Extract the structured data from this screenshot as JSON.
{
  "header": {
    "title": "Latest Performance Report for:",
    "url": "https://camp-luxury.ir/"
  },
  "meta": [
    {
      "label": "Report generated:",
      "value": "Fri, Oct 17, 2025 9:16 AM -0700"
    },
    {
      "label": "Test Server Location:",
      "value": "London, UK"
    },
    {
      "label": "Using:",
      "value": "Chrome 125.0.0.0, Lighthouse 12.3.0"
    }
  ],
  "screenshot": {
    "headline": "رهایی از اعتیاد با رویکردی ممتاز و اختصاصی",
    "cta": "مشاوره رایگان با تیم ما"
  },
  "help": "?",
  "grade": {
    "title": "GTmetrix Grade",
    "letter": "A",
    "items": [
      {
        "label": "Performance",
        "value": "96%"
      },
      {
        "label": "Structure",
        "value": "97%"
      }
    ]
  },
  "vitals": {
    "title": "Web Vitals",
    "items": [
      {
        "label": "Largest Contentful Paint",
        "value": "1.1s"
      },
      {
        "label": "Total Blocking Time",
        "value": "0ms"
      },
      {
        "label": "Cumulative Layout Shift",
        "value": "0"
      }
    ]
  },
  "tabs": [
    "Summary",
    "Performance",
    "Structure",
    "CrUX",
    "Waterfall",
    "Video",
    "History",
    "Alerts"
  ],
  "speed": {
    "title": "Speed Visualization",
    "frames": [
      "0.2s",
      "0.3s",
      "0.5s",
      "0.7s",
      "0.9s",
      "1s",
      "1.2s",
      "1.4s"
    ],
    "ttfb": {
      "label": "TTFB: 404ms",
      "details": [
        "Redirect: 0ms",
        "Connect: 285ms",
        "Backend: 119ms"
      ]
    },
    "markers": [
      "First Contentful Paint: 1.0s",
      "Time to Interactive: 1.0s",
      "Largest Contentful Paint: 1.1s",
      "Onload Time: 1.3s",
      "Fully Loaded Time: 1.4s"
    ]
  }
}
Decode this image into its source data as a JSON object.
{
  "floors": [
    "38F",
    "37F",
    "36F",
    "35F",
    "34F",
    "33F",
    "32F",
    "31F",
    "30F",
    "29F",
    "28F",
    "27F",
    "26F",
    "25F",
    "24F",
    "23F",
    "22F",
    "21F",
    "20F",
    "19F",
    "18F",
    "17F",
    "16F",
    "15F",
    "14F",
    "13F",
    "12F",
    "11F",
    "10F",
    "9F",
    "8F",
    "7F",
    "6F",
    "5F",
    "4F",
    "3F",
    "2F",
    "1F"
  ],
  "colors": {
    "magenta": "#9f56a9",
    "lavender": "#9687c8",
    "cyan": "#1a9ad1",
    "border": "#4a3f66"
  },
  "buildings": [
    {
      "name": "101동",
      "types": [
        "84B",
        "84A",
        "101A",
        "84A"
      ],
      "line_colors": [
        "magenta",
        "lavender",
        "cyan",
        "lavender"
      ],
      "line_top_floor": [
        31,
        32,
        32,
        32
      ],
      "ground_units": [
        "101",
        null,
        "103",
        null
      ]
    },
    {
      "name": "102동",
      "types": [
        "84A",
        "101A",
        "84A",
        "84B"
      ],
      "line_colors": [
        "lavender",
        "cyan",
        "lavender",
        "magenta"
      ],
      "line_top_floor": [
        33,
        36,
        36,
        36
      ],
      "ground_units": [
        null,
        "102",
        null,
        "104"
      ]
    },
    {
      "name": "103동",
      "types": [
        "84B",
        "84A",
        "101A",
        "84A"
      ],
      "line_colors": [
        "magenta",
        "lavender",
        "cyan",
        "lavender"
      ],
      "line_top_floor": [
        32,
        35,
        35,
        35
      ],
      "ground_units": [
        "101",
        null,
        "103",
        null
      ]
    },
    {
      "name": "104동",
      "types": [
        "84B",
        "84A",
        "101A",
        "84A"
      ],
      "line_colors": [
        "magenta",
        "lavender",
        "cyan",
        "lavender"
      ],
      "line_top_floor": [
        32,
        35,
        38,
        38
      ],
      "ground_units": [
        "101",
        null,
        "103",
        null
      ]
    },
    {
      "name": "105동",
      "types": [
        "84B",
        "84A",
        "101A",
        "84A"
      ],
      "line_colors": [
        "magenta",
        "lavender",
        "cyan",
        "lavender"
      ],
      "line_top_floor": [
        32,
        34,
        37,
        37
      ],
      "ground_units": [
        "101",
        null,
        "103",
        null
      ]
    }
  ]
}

===

Would you reproduce the material above in full, exactly as given?

- Response to the exercise -
Extract the structured data from this screenshot as JSON.
{
  "header": {
    "title": "Latest Performance Report for:",
    "url": "https://camp-luxury.ir/"
  },
  "meta": [
    {
      "label": "Report generated:",
      "value": "Fri, Oct 17, 2025 9:16 AM -0700"
    },
    {
      "label": "Test Server Location:",
      "value": "London, UK"
    },
    {
      "label": "Using:",
      "value": "Chrome 125.0.0.0, Lighthouse 12.3.0"
    }
  ],
  "screenshot": {
    "headline": "رهایی از اعتیاد با رویکردی ممتاز و اختصاصی",
    "cta": "مشاوره رایگان با تیم ما"
  },
  "help": "?",
  "grade": {
    "title": "GTmetrix Grade",
    "letter": "A",
    "items": [
      {
        "label": "Performance",
        "value": "96%"
      },
      {
        "label": "Structure",
        "value": "97%"
      }
    ]
  },
  "vitals": {
    "title": "Web Vitals",
    "items": [
      {
        "label": "Largest Contentful Paint",
        "value": "1.1s"
      },
      {
        "label": "Total Blocking Time",
        "value": "0ms"
      },
      {
        "label": "Cumulative Layout Shift",
        "value": "0"
      }
    ]
  },
  "tabs": [
    "Summary",
    "Performance",
    "Structure",
    "CrUX",
    "Waterfall",
    "Video",
    "History",
    "Alerts"
  ],
  "speed": {
    "title": "Speed Visualization",
    "frames": [
      "0.2s",
      "0.3s",
      "0.5s",
      "0.7s",
      "0.9s",
      "1s",
      "1.2s",
      "1.4s"
    ],
    "ttfb": {
      "label": "TTFB: 404ms",
      "details": [
        "Redirect: 0ms",
        "Connect: 285ms",
        "Backend: 119ms"
      ]
    },
    "markers": [
      "First Contentful Paint: 1.0s",
      "Time to Interactive: 1.0s",
      "Largest Contentful Paint: 1.1s",
      "Onload Time: 1.3s",
      "Fully Loaded Time: 1.4s"
    ]
  }
}
Decode this image into its source data as a JSON object.
{
  "floors": [
    "38F",
    "37F",
    "36F",
    "35F",
    "34F",
    "33F",
    "32F",
    "31F",
    "30F",
    "29F",
    "28F",
    "27F",
    "26F",
    "25F",
    "24F",
    "23F",
    "22F",
    "21F",
    "20F",
    "19F",
    "18F",
    "17F",
    "16F",
    "15F",
    "14F",
    "13F",
    "12F",
    "11F",
    "10F",
    "9F",
    "8F",
    "7F",
    "6F",
    "5F",
    "4F",
    "3F",
    "2F",
    "1F"
  ],
  "colors": {
    "magenta": "#9f56a9",
    "lavender": "#9687c8",
    "cyan": "#1a9ad1",
    "border": "#4a3f66"
  },
  "buildings": [
    {
      "name": "101동",
      "types": [
        "84B",
        "84A",
        "101A",
        "84A"
      ],
      "line_colors": [
        "magenta",
        "lavender",
        "cyan",
        "lavender"
      ],
      "line_top_floor": [
        31,
        32,
        32,
        32
      ],
      "ground_units": [
        "101",
        null,
        "103",
        null
      ]
    },
    {
      "name": "102동",
      "types": [
        "84A",
        "101A",
        "84A",
        "84B"
      ],
      "line_colors": [
        "lavender",
        "cyan",
        "lavender",
        "magenta"
      ],
      "line_top_floor": [
        33,
        36,
        36,
        36
      ],
      "ground_units": [
        null,
        "102",
        null,
        "104"
      ]
    },
    {
      "name": "103동",
      "types": [
        "84B",
        "84A",
        "101A",
        "84A"
      ],
      "line_colors": [
        "magenta",
        "lavender",
        "cyan",
        "lavender"
      ],
      "line_top_floor": [
        32,
        35,
        35,
        35
      ],
      "ground_units": [
        "101",
        null,
        "103",
        null
      ]
    },
    {
      "name": "104동",
      "types": [
        "84B",
        "84A",
        "101A",
        "84A"
      ],
      "line_colors": [
        "magenta",
        "lavender",
        "cyan",
        "lavender"
      ],
      "line_top_floor": [
        32,
        35,
        38,
        38
      ],
      "ground_units": [
        "101",
        null,
        "103",
        null
      ]
    },
    {
      "name": "105동",
      "types": [
        "84B",
        "84A",
        "101A",
        "84A"
      ],
      "line_colors": [
        "magenta",
        "lavender",
        "cyan",
        "lavender"
      ],
      "line_top_floor": [
        32,
        34,
        37,
        37
      ],
      "ground_units": [
        "101",
        null,
        "103",
        null
      ]
    }
  ]
}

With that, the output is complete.